Write out the material exactly, without any of its pictures.

**Records shown**:
— START —

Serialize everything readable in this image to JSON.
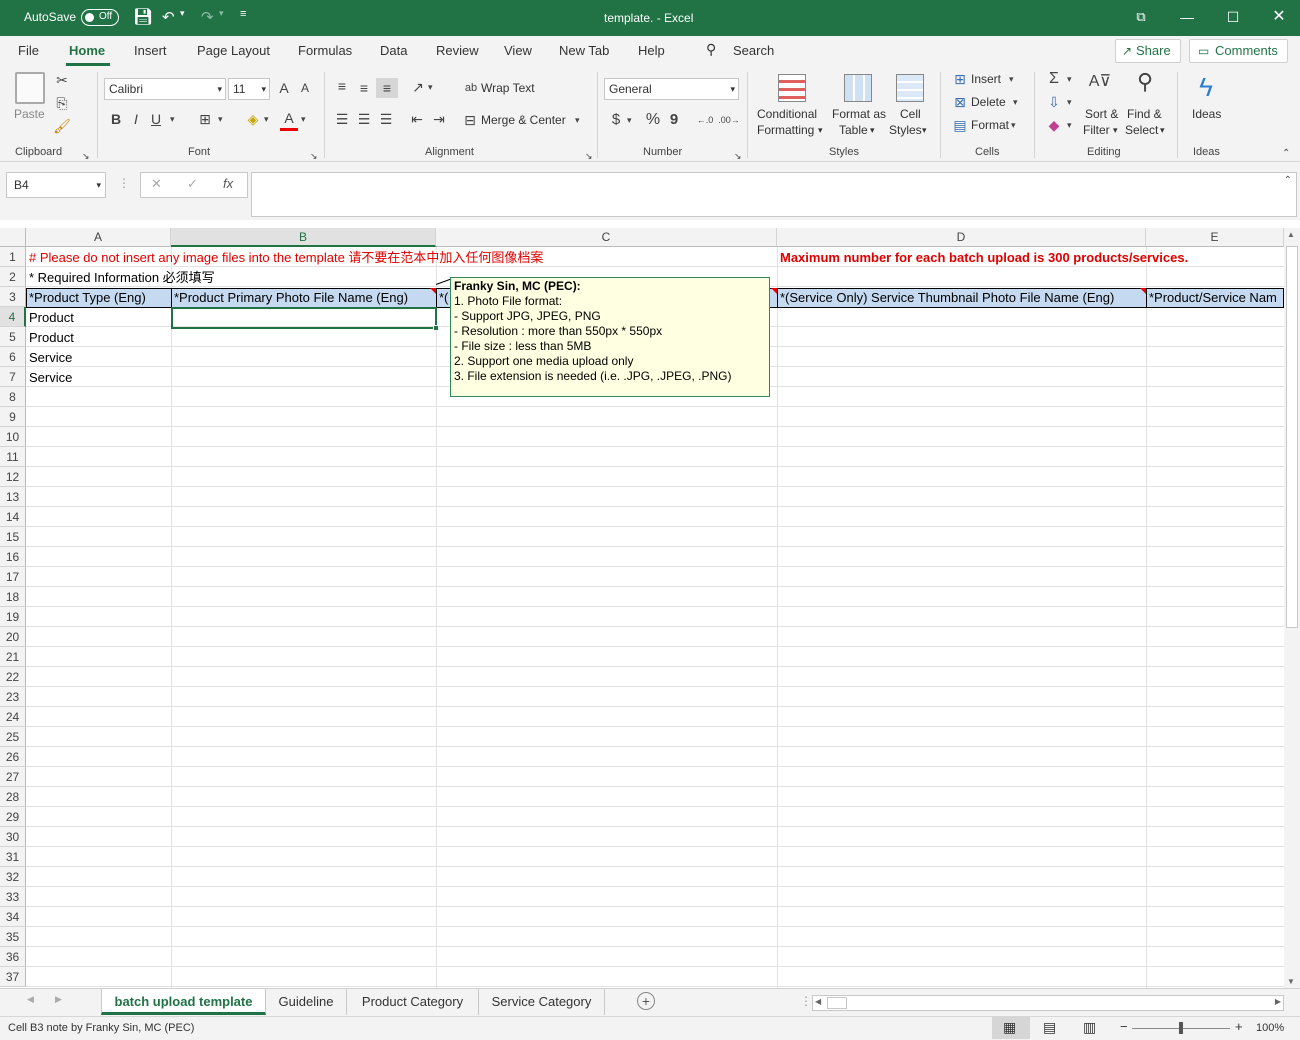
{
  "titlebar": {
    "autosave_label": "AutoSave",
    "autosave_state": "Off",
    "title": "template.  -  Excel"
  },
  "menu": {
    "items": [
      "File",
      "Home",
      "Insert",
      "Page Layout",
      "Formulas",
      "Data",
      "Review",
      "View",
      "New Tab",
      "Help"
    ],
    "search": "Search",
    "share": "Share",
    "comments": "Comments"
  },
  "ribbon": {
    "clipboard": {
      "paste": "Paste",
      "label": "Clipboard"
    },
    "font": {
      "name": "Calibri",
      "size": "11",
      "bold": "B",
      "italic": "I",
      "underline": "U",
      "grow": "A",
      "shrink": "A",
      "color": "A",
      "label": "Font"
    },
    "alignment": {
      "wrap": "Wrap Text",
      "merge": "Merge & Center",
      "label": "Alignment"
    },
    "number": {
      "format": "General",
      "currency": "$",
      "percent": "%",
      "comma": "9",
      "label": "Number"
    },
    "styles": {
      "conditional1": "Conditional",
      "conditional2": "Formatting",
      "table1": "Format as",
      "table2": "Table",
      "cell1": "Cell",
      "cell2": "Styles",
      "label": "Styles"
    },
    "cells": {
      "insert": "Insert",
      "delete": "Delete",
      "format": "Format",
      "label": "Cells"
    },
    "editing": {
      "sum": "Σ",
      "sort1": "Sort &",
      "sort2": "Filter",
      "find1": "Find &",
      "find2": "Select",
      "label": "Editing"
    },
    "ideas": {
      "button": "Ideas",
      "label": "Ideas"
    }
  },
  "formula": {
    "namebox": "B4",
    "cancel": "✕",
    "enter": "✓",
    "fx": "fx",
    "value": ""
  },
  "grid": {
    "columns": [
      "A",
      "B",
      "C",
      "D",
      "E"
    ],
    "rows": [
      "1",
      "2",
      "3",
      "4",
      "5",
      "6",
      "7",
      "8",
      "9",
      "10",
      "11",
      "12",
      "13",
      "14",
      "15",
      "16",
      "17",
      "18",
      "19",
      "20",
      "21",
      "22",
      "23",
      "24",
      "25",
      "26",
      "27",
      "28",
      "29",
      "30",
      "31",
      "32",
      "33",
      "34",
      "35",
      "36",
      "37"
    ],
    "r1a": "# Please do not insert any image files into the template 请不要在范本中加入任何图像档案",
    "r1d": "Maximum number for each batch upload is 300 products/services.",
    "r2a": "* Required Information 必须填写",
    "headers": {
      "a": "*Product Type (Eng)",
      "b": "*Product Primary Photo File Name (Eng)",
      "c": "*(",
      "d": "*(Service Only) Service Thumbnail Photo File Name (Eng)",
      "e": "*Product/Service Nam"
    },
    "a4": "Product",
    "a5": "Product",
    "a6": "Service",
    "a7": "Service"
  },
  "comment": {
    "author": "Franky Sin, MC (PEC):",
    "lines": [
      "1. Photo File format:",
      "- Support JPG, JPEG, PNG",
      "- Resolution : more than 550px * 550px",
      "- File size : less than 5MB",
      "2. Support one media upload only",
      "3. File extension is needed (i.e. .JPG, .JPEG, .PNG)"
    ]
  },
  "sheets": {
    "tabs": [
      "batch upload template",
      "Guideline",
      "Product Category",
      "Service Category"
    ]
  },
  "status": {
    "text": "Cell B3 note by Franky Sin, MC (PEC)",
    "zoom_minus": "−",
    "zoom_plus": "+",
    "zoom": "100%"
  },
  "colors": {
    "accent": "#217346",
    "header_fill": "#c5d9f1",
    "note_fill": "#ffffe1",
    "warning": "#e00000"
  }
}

— END —

**Output for this exercise**:
Serialize everything readable in this image to JSON.
{
  "titlebar": {
    "autosave_label": "AutoSave",
    "autosave_state": "Off",
    "title": "template.  -  Excel"
  },
  "menu": {
    "items": [
      "File",
      "Home",
      "Insert",
      "Page Layout",
      "Formulas",
      "Data",
      "Review",
      "View",
      "New Tab",
      "Help"
    ],
    "search": "Search",
    "share": "Share",
    "comments": "Comments"
  },
  "ribbon": {
    "clipboard": {
      "paste": "Paste",
      "label": "Clipboard"
    },
    "font": {
      "name": "Calibri",
      "size": "11",
      "bold": "B",
      "italic": "I",
      "underline": "U",
      "grow": "A",
      "shrink": "A",
      "color": "A",
      "label": "Font"
    },
    "alignment": {
      "wrap": "Wrap Text",
      "merge": "Merge & Center",
      "label": "Alignment"
    },
    "number": {
      "format": "General",
      "currency": "$",
      "percent": "%",
      "comma": "9",
      "label": "Number"
    },
    "styles": {
      "conditional1": "Conditional",
      "conditional2": "Formatting",
      "table1": "Format as",
      "table2": "Table",
      "cell1": "Cell",
      "cell2": "Styles",
      "label": "Styles"
    },
    "cells": {
      "insert": "Insert",
      "delete": "Delete",
      "format": "Format",
      "label": "Cells"
    },
    "editing": {
      "sum": "Σ",
      "sort1": "Sort &",
      "sort2": "Filter",
      "find1": "Find &",
      "find2": "Select",
      "label": "Editing"
    },
    "ideas": {
      "button": "Ideas",
      "label": "Ideas"
    }
  },
  "formula": {
    "namebox": "B4",
    "cancel": "✕",
    "enter": "✓",
    "fx": "fx",
    "value": ""
  },
  "grid": {
    "columns": [
      "A",
      "B",
      "C",
      "D",
      "E"
    ],
    "rows": [
      "1",
      "2",
      "3",
      "4",
      "5",
      "6",
      "7",
      "8",
      "9",
      "10",
      "11",
      "12",
      "13",
      "14",
      "15",
      "16",
      "17",
      "18",
      "19",
      "20",
      "21",
      "22",
      "23",
      "24",
      "25",
      "26",
      "27",
      "28",
      "29",
      "30",
      "31",
      "32",
      "33",
      "34",
      "35",
      "36",
      "37"
    ],
    "r1a": "# Please do not insert any image files into the template 请不要在范本中加入任何图像档案",
    "r1d": "Maximum number for each batch upload is 300 products/services.",
    "r2a": "* Required Information 必须填写",
    "headers": {
      "a": "*Product Type (Eng)",
      "b": "*Product Primary Photo File Name (Eng)",
      "c": "*(",
      "d": "*(Service Only) Service Thumbnail Photo File Name (Eng)",
      "e": "*Product/Service Nam"
    },
    "a4": "Product",
    "a5": "Product",
    "a6": "Service",
    "a7": "Service"
  },
  "comment": {
    "author": "Franky Sin, MC (PEC):",
    "lines": [
      "1. Photo File format:",
      "- Support JPG, JPEG, PNG",
      "- Resolution : more than 550px * 550px",
      "- File size : less than 5MB",
      "2. Support one media upload only",
      "3. File extension is needed (i.e. .JPG, .JPEG, .PNG)"
    ]
  },
  "sheets": {
    "tabs": [
      "batch upload template",
      "Guideline",
      "Product Category",
      "Service Category"
    ]
  },
  "status": {
    "text": "Cell B3 note by Franky Sin, MC (PEC)",
    "zoom_minus": "−",
    "zoom_plus": "+",
    "zoom": "100%"
  },
  "colors": {
    "accent": "#217346",
    "header_fill": "#c5d9f1",
    "note_fill": "#ffffe1",
    "warning": "#e00000"
  }
}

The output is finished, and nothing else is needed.